**Written instruction**.
Scan the entries below and report only how many lines contain "JSON".

**Available data**.
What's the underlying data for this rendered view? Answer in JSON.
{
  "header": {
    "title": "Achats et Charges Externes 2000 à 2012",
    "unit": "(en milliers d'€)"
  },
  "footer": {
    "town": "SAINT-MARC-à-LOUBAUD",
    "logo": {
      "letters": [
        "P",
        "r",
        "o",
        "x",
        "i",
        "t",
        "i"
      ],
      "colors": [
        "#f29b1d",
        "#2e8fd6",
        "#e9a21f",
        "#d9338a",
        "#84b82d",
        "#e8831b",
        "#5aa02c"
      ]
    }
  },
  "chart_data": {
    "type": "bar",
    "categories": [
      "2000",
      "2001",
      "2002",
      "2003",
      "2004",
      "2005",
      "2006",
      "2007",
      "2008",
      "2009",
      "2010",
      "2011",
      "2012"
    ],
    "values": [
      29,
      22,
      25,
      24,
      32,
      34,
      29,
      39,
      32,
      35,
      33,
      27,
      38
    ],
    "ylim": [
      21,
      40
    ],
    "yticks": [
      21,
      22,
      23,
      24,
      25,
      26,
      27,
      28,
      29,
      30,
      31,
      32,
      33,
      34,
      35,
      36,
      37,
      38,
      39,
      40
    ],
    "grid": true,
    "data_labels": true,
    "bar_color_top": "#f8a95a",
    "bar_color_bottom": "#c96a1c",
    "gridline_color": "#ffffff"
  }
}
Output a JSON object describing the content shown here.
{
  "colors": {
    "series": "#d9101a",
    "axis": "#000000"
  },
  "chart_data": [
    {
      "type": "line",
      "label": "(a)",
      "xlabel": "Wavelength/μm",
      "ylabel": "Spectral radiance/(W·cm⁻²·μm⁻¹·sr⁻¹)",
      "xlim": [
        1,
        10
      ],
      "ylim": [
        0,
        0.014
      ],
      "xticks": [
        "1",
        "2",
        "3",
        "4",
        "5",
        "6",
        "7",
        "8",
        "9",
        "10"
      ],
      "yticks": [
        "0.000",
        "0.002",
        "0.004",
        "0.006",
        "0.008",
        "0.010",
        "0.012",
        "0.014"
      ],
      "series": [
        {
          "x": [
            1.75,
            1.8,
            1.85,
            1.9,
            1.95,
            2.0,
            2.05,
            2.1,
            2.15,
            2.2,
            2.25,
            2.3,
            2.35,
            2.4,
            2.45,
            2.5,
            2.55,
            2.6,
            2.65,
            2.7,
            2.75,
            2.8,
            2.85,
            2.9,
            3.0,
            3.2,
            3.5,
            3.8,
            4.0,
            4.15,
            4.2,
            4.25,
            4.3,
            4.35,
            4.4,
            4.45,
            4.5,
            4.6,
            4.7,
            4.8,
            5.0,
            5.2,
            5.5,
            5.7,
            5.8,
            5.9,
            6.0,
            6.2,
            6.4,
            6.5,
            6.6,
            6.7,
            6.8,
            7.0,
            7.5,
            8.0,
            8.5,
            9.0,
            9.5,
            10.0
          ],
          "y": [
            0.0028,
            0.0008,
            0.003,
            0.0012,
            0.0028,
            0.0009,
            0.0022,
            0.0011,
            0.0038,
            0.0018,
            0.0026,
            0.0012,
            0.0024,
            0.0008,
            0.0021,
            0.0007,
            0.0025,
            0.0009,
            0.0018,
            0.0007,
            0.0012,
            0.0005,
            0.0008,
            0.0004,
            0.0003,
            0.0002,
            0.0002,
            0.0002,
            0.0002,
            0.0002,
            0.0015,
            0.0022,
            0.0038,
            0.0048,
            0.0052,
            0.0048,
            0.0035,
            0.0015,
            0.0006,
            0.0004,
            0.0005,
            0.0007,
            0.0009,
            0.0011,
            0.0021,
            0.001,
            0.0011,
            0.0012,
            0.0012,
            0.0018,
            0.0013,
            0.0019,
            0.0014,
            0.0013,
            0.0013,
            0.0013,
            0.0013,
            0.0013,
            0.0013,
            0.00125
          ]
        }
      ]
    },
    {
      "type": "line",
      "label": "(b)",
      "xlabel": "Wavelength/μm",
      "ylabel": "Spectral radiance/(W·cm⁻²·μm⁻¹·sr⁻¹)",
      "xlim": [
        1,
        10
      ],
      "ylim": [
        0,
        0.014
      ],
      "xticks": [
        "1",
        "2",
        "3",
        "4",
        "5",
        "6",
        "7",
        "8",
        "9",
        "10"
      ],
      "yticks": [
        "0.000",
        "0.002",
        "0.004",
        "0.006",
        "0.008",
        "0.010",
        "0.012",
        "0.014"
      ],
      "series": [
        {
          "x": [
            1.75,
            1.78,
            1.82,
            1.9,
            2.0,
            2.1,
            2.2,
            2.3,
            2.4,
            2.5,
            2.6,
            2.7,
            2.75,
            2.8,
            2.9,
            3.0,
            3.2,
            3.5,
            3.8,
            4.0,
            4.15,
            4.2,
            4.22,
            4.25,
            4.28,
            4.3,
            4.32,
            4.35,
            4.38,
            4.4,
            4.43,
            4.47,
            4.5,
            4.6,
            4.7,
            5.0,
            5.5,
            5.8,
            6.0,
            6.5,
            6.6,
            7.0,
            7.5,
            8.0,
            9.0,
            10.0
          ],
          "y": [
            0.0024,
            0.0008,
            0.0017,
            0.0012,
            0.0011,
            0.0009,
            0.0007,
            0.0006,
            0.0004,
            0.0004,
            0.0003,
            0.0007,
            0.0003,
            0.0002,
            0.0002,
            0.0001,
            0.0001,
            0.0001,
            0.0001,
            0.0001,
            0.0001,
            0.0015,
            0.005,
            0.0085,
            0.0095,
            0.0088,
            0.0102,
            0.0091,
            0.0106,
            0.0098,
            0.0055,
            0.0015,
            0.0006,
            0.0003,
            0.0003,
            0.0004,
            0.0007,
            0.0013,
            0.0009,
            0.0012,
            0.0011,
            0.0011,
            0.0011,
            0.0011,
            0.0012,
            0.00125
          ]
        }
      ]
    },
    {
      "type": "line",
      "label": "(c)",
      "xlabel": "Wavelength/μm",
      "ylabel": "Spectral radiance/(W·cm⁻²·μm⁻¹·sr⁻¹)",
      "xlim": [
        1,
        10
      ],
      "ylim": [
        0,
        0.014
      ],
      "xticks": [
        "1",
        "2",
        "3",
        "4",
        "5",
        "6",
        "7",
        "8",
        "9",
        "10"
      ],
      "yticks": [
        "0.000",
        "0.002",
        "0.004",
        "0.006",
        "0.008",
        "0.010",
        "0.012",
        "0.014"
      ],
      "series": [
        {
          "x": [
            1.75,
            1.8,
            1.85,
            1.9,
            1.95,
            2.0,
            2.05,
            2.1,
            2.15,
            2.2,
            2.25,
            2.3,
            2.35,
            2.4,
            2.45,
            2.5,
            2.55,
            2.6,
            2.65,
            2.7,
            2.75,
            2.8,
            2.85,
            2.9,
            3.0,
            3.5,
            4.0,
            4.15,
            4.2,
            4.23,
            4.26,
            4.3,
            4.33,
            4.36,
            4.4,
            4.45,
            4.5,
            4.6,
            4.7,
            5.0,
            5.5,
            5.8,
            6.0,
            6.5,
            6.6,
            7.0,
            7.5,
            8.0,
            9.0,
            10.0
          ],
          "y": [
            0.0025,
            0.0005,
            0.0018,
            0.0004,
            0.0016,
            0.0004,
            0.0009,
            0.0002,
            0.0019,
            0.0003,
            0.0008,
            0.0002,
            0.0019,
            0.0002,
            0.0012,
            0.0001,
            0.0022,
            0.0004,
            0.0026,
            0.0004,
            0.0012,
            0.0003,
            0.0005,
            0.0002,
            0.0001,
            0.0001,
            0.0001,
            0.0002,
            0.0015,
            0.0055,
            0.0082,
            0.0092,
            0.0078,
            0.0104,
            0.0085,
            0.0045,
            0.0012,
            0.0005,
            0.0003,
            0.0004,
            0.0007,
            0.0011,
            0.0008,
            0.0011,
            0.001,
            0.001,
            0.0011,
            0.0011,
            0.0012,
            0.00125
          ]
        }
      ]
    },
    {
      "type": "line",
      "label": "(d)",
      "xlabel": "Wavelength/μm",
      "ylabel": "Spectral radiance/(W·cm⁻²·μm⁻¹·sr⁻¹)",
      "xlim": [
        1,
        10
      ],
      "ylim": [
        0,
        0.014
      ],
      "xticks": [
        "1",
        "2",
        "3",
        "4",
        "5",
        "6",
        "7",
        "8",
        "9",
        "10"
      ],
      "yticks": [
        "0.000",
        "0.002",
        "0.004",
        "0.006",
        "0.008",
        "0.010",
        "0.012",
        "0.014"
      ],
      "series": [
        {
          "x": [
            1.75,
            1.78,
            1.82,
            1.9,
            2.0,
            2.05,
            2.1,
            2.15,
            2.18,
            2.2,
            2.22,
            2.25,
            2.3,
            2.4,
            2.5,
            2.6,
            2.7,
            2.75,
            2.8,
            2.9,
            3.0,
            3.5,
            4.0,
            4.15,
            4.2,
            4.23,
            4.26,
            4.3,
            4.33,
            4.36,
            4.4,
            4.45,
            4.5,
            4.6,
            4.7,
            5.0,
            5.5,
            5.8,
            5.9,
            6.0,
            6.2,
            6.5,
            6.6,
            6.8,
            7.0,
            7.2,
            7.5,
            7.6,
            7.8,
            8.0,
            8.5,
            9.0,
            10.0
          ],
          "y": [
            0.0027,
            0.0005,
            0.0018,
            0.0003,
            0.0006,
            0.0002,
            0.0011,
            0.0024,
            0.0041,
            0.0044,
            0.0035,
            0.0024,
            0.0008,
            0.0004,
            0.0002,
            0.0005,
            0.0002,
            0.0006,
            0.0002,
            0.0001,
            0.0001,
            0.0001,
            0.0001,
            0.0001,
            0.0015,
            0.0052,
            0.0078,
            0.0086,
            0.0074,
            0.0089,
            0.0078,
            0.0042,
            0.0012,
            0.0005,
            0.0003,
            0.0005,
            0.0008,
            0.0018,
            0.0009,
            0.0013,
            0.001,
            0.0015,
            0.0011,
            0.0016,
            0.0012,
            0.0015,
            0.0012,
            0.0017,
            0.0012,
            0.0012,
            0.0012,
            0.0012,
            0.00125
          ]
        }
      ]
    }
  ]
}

**Exercise result**.
2